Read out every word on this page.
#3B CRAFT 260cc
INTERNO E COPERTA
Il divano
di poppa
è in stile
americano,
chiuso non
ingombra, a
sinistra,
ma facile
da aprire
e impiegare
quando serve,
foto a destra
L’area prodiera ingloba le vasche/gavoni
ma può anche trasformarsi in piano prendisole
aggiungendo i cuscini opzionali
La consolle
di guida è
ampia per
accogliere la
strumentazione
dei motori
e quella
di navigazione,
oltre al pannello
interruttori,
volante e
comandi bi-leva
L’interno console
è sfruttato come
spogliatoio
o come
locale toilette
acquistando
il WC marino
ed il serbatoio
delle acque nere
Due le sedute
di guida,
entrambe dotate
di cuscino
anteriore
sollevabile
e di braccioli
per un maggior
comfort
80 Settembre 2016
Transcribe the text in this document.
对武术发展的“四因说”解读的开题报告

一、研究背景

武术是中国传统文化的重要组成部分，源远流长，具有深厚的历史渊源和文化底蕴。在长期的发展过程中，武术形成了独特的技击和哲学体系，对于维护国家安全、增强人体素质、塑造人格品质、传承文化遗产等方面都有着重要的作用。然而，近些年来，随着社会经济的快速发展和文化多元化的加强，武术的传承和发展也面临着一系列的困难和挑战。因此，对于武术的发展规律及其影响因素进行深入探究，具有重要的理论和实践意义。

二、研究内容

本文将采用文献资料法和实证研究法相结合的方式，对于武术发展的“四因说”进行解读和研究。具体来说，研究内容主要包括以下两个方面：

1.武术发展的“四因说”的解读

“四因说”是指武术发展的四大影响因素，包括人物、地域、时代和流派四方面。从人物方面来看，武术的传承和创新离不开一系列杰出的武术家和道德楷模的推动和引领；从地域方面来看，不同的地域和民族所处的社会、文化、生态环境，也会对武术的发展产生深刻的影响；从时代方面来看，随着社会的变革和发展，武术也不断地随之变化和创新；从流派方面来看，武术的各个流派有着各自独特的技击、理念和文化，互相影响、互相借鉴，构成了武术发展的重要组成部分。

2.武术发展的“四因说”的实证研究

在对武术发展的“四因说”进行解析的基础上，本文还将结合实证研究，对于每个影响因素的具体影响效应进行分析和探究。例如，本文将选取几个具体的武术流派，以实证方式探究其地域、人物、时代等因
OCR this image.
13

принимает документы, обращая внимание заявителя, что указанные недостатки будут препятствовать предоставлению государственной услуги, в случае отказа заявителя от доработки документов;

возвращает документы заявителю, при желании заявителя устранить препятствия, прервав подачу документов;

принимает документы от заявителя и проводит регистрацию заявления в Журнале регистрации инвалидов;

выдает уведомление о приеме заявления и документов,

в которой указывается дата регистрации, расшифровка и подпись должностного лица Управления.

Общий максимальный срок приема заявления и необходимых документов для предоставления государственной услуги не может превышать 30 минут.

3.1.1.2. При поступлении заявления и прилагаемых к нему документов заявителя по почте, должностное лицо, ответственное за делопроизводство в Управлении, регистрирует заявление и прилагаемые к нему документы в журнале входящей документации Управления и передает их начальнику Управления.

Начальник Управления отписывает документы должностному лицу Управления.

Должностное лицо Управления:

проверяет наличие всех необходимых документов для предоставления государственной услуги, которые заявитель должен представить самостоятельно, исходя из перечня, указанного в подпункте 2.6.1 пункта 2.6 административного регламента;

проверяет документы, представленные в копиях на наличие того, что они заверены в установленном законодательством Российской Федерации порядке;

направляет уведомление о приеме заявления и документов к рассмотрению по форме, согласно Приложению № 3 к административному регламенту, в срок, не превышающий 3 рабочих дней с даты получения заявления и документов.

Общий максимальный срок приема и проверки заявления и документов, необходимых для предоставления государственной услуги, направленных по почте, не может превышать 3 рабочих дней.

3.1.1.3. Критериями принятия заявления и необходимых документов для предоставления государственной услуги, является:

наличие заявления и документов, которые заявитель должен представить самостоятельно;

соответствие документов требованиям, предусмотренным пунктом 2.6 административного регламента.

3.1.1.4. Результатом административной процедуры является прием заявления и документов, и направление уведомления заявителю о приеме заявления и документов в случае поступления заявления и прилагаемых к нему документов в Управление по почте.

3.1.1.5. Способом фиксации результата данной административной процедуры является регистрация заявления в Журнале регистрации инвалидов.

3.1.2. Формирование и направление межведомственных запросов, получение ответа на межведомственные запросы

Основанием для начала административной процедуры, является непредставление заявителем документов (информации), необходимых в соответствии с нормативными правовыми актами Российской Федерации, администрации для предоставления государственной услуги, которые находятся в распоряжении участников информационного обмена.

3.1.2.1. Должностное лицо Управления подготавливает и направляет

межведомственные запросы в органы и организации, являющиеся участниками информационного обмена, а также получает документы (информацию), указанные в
• • •
> _Stated problem_: Look through the entries and find each line that has the string "приема". Copy those lines.

> _Response to the exercise_:
Общий максимальный срок приема заявления и необходимых документов для предоставления государственной услуги не может превышать 30 минут.
Общий максимальный срок приема и проверки заявления и документов, необходимых для предоставления государственной услуги, направленных по почте, не может превышать 3 рабочих дней.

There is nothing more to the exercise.